- _TASK TO COMPLETE_
Wherever "绿色低碳保鲜贮藏运输评价技术规范" appears in a line, list that line.

- _SOURCE DATA_
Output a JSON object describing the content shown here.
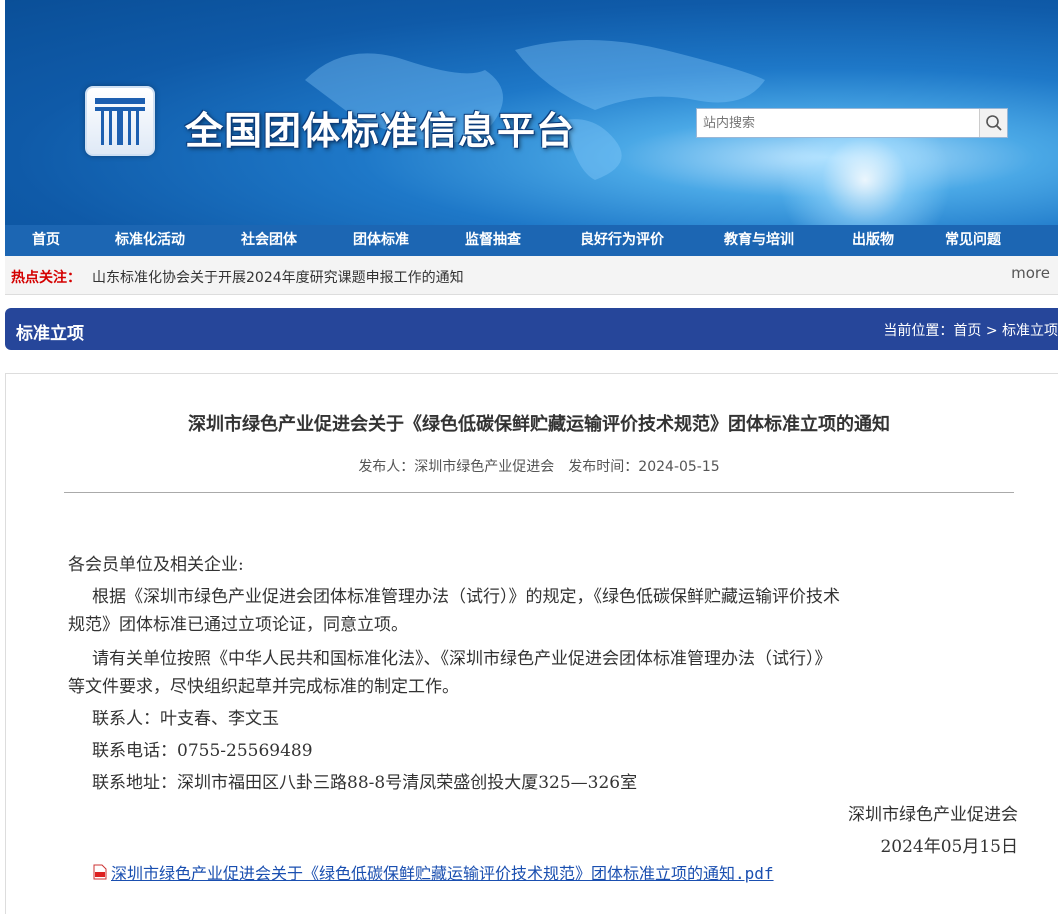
{
  "site": {
    "title": "全国团体标准信息平台"
  },
  "search": {
    "placeholder": "站内搜索"
  },
  "nav": {
    "items": [
      "首页",
      "标准化活动",
      "社会团体",
      "团体标准",
      "监督抽查",
      "良好行为评价",
      "教育与培训",
      "出版物",
      "常见问题"
    ]
  },
  "hot": {
    "label": "热点关注：",
    "text": "山东标准化协会关于开展2024年度研究课题申报工作的通知",
    "more": "more"
  },
  "section": {
    "title": "标准立项",
    "breadcrumb_prefix": "当前位置：",
    "breadcrumb_home": "首页",
    "breadcrumb_sep": ">",
    "breadcrumb_current": "标准立项"
  },
  "article": {
    "title": "深圳市绿色产业促进会关于《绿色低碳保鲜贮藏运输评价技术规范》团体标准立项的通知",
    "meta": "发布人：深圳市绿色产业促进会　发布时间：2024-05-15",
    "salutation": "各会员单位及相关企业:",
    "para1_line1": "根据《深圳市绿色产业促进会团体标准管理办法（试行）》的规定，《绿色低碳保鲜贮藏运输评价技术",
    "para1_line2": "规范》团体标准已通过立项论证，同意立项。",
    "para2_line1": "请有关单位按照《中华人民共和国标准化法》、《深圳市绿色产业促进会团体标准管理办法（试行）》",
    "para2_line2": "等文件要求，尽快组织起草并完成标准的制定工作。",
    "contact_person": "联系人：叶支春、李文玉",
    "contact_phone": "联系电话：0755-25569489",
    "contact_address": "联系地址：深圳市福田区八卦三路88-8号清凤荣盛创投大厦325—326室",
    "signature": "深圳市绿色产业促进会",
    "date": "2024年05月15日",
    "attachment": "深圳市绿色产业促进会关于《绿色低碳保鲜贮藏运输评价技术规范》团体标准立项的通知.pdf"
  },
  "colors": {
    "nav": "#1c66b3",
    "section": "#26469a",
    "hot_label": "#d40000",
    "link": "#1a4fb0"
  }
}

- _COMPLETED TASK_
    "title": "深圳市绿色产业促进会关于《绿色低碳保鲜贮藏运输评价技术规范》团体标准立项的通知",
    "attachment": "深圳市绿色产业促进会关于《绿色低碳保鲜贮藏运输评价技术规范》团体标准立项的通知.pdf"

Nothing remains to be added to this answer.